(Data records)
----------

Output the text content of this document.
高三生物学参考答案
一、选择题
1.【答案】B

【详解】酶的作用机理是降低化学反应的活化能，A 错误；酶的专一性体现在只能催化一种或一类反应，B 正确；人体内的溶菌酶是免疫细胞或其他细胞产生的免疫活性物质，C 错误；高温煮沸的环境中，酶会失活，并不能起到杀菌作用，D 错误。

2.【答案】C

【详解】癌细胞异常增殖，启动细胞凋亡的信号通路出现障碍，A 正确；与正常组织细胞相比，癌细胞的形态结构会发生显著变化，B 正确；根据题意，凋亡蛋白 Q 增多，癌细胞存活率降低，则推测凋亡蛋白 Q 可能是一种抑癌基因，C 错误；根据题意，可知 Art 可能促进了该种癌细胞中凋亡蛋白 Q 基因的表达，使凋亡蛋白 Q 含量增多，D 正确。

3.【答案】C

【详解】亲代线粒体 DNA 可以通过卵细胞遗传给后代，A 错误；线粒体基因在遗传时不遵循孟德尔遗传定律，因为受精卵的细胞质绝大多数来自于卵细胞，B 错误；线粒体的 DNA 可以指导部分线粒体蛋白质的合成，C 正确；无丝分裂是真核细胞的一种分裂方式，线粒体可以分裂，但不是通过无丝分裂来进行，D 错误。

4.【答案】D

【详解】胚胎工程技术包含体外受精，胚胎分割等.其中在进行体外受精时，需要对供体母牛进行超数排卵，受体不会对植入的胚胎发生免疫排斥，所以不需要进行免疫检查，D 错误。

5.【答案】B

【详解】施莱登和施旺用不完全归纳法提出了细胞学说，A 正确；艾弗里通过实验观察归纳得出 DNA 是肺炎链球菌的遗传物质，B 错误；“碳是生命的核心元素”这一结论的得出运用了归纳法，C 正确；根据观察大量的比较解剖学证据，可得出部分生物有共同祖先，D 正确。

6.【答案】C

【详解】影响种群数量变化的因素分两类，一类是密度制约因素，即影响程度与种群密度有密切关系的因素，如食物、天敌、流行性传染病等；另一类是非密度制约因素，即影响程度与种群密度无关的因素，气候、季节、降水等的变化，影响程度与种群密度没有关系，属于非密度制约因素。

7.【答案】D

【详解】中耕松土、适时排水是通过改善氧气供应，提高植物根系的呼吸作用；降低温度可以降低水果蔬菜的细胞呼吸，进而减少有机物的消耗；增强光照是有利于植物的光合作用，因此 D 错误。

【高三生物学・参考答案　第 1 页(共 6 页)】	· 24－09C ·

----------

→ Exercise directions
Write out the whole listing again, exactly as it stands.

→ Solution below
Output the text content of this document.
高三生物学参考答案
一、选择题
1.【答案】B

【详解】酶的作用机理是降低化学反应的活化能，A 错误；酶的专一性体现在只能催化一种或一类反应，B 正确；人体内的溶菌酶是免疫细胞或其他细胞产生的免疫活性物质，C 错误；高温煮沸的环境中，酶会失活，并不能起到杀菌作用，D 错误。

2.【答案】C

【详解】癌细胞异常增殖，启动细胞凋亡的信号通路出现障碍，A 正确；与正常组织细胞相比，癌细胞的形态结构会发生显著变化，B 正确；根据题意，凋亡蛋白 Q 增多，癌细胞存活率降低，则推测凋亡蛋白 Q 可能是一种抑癌基因，C 错误；根据题意，可知 Art 可能促进了该种癌细胞中凋亡蛋白 Q 基因的表达，使凋亡蛋白 Q 含量增多，D 正确。

3.【答案】C

【详解】亲代线粒体 DNA 可以通过卵细胞遗传给后代，A 错误；线粒体基因在遗传时不遵循孟德尔遗传定律，因为受精卵的细胞质绝大多数来自于卵细胞，B 错误；线粒体的 DNA 可以指导部分线粒体蛋白质的合成，C 正确；无丝分裂是真核细胞的一种分裂方式，线粒体可以分裂，但不是通过无丝分裂来进行，D 错误。

4.【答案】D

【详解】胚胎工程技术包含体外受精，胚胎分割等.其中在进行体外受精时，需要对供体母牛进行超数排卵，受体不会对植入的胚胎发生免疫排斥，所以不需要进行免疫检查，D 错误。

5.【答案】B

【详解】施莱登和施旺用不完全归纳法提出了细胞学说，A 正确；艾弗里通过实验观察归纳得出 DNA 是肺炎链球菌的遗传物质，B 错误；“碳是生命的核心元素”这一结论的得出运用了归纳法，C 正确；根据观察大量的比较解剖学证据，可得出部分生物有共同祖先，D 正确。

6.【答案】C

【详解】影响种群数量变化的因素分两类，一类是密度制约因素，即影响程度与种群密度有密切关系的因素，如食物、天敌、流行性传染病等；另一类是非密度制约因素，即影响程度与种群密度无关的因素，气候、季节、降水等的变化，影响程度与种群密度没有关系，属于非密度制约因素。

7.【答案】D

【详解】中耕松土、适时排水是通过改善氧气供应，提高植物根系的呼吸作用；降低温度可以降低水果蔬菜的细胞呼吸，进而减少有机物的消耗；增强光照是有利于植物的光合作用，因此 D 错误。

【高三生物学・参考答案　第 1 页(共 6 页)】	· 24－09C ·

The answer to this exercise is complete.